Another embodiment of the present invention is a washer comprising a vessel including a door through which items to be washed may be inserted and withdrawn, a rack mounted in the vessel and operable to removably hold items being washed in the vessel, a reservoir for holding washing liquid, a circulating pump operable to circulate liquid from the reservoir through the vessel and back to the reservoir; a filter disposed between the reservoir and the vessel and operable to filter liquid moving therebetween and remove solid material from the liquid and to accumulate the solid material separate from the liquid, a solid material waste accumulator positioned to receive and hold the solid material, and, a secondary pump extending into the accumulator and operable to withdraw any liquid therein and direct same to the filter for filtering.

It is an object of the present invention to provide a new and improved high pressure solventless mask washer.

A further object of the present invention is to provide a washer utilized to clean industrial tools having new and improved means for salvaging the cleaning liquid utilized therein.

In addition, it is an object of the present invention to provide an industrial washer having internally therein a tool rack, the movement thereof being controlled by structure located internally within the vessel.

In addition to the above objects, it is an object of the present invention to provide a mask washer which is more efficient and compact as compared to the prior washers.

Related objects and advantages of the present invention will be apparent from the following description.

BRIEF DESCRIPTION OF THE DRAWINGS

FIG. 1 is a perspective view of the mask washer.

FIG. 2 is an enlarged fragmentary cross-sectional view taken along the line 2--2 of FIG. 1 and viewed in the direction of the arrows illustrating the construction of the vessel.

FIG. 3 is a top view of the washer of FIG. 1.

FIG. 4 is an enlarged fragmentary cross-sectional view showing the reservoir and filtering system.

* [Available data]
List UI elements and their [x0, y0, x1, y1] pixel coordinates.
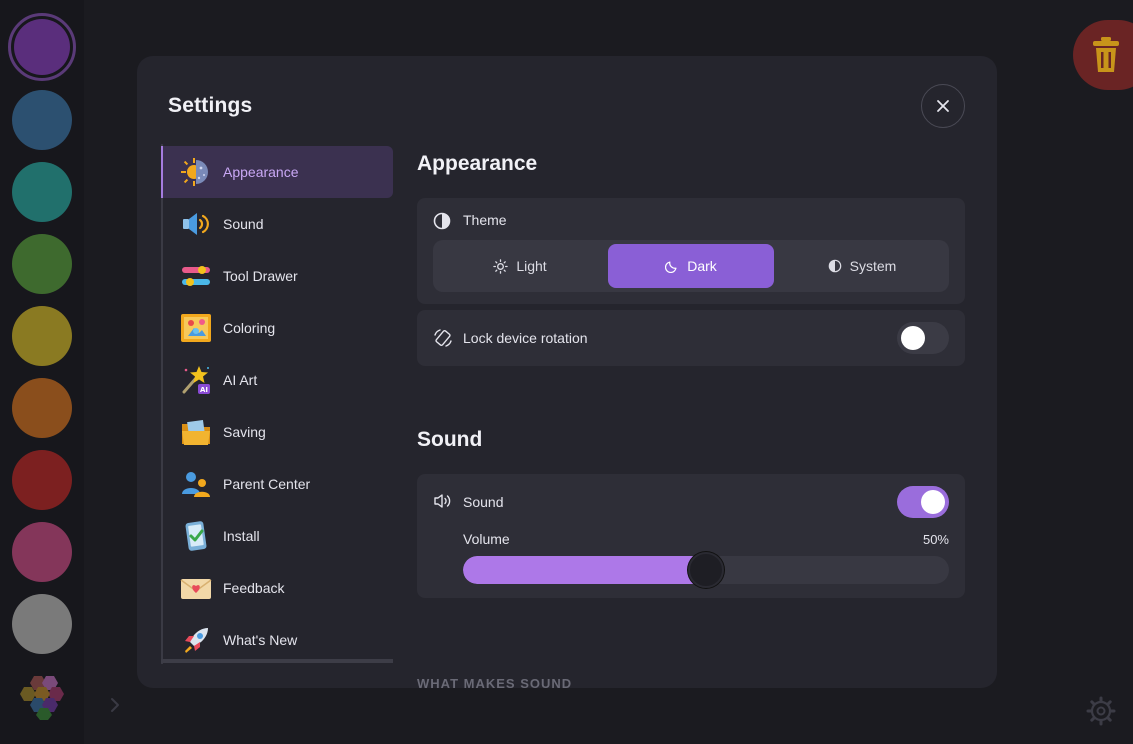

* [To be done]
- a) Rewrite the part of the mask washer text starting with "In addition, it" and going on through "of the vessel.", replacing "vessel" with "tank".
- b) Answer these questions using the mask washer text.
(i) What kind of view of the mask washer is FIG. 1?
(ii) According to the first paragraph, what is the door of the vessel for?
(iii) What does FIG. 4 show?
The data above is separate material from the mask washer text.

* [Task solutions]
- a)
In addition, it is an object of the present invention to provide an industrial washer having internally therein a tool rack, the movement thereof being controlled by structure located internally within the tank.

In addition to the above objects, it is an object of the present invention to provide a mask washer which is more efficient and compact as compared to the prior washers.

Related objects and advantages of the present invention will be apparent from the following description.

BRIEF DESCRIPTION OF THE DRAWINGS

FIG. 1 is a perspective view of the mask washer.

FIG. 2 is an enlarged fragmentary cross-sectional view taken along the line 2--2 of FIG. 1 and viewed in the direction of the arrows illustrating the construction of the tank.

- b)
(i) A perspective view.
(ii) Items to be washed may be inserted and withdrawn through it.
(iii) An enlarged fragmentary cross-sectional view of the reservoir and filtering system.